Goal: Transcribe the material in full. Nothing should differ except that the pictures are left out.

Task material:

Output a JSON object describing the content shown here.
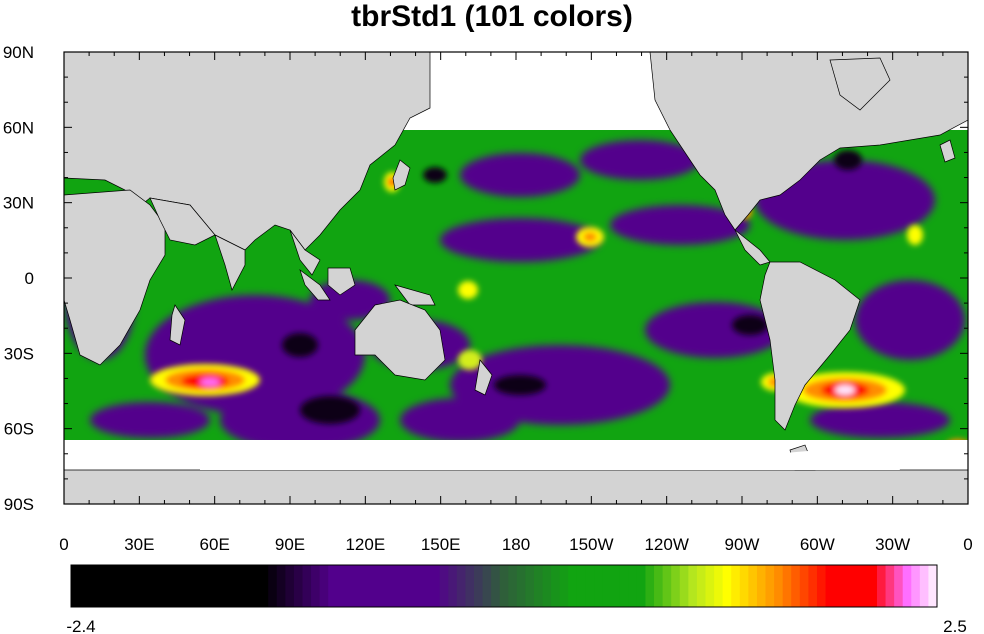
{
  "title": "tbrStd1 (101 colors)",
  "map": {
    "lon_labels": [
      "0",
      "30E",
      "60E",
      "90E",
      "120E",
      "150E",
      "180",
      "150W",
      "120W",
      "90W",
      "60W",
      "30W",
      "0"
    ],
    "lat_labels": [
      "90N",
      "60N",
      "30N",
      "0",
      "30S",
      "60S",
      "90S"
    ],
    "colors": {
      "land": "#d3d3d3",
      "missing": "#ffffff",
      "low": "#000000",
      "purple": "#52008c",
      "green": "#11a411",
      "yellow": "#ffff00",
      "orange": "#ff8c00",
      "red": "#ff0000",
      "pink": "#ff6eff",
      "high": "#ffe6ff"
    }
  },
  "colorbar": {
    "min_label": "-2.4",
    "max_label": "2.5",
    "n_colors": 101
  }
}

Exercise output:
Output a JSON object describing the content shown here.
{
  "title": "tbrStd1 (101 colors)",
  "map": {
    "lon_labels": [
      "0",
      "30E",
      "60E",
      "90E",
      "120E",
      "150E",
      "180",
      "150W",
      "120W",
      "90W",
      "60W",
      "30W",
      "0"
    ],
    "lat_labels": [
      "90N",
      "60N",
      "30N",
      "0",
      "30S",
      "60S",
      "90S"
    ],
    "colors": {
      "land": "#d3d3d3",
      "missing": "#ffffff",
      "low": "#000000",
      "purple": "#52008c",
      "green": "#11a411",
      "yellow": "#ffff00",
      "orange": "#ff8c00",
      "red": "#ff0000",
      "pink": "#ff6eff",
      "high": "#ffe6ff"
    }
  },
  "colorbar": {
    "min_label": "-2.4",
    "max_label": "2.5",
    "n_colors": 101
  }
}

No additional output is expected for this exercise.